**EXTRACTED MATERIAL:**

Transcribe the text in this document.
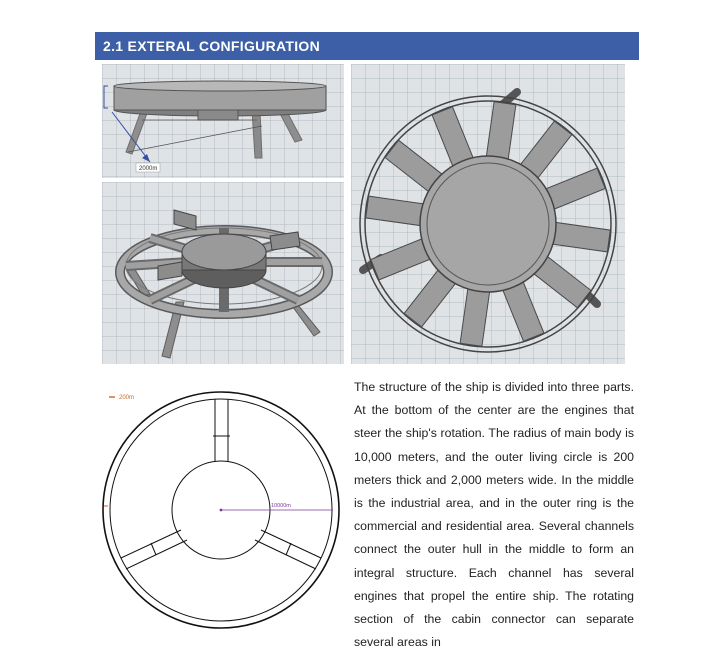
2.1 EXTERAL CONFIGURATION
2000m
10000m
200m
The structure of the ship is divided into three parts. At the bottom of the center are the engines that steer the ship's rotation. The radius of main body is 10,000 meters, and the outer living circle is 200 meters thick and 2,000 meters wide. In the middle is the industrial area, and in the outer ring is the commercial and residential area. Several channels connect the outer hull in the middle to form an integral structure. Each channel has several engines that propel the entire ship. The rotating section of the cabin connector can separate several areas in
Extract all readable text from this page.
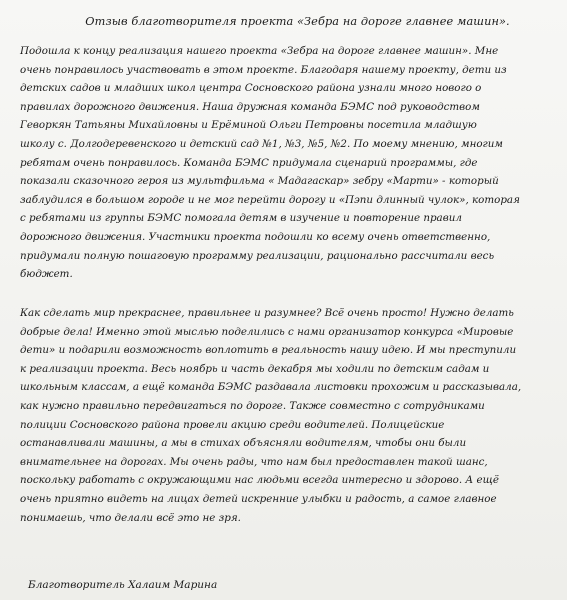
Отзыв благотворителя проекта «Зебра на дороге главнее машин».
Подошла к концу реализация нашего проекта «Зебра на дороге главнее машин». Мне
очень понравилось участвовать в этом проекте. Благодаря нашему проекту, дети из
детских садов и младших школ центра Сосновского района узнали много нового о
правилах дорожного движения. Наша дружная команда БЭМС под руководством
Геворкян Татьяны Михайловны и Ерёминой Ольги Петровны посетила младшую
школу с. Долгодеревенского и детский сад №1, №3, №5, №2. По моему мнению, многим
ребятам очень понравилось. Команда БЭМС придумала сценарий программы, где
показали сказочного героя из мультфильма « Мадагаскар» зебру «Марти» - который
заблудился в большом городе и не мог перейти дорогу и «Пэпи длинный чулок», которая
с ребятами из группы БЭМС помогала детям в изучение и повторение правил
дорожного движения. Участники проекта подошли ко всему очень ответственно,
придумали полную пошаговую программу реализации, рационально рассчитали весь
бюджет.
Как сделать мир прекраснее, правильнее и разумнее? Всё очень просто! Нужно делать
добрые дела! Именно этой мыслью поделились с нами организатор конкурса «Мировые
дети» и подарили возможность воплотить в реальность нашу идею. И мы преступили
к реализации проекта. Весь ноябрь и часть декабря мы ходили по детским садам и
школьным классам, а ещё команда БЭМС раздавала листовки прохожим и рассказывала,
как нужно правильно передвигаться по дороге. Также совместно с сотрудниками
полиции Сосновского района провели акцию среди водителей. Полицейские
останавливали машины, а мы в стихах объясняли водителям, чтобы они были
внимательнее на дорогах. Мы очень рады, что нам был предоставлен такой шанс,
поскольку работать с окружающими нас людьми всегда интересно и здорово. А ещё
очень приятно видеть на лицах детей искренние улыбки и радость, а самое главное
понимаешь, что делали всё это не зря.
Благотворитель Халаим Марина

**EXERCISE INSTRUCTIONS:** Look for the word "дороге" and return every line where it occurs.

**EXERCISE RESPONSE:**
Отзыв благотворителя проекта «Зебра на дороге главнее машин».
Подошла к концу реализация нашего проекта «Зебра на дороге главнее машин». Мне
как нужно правильно передвигаться по дороге. Также совместно с сотрудниками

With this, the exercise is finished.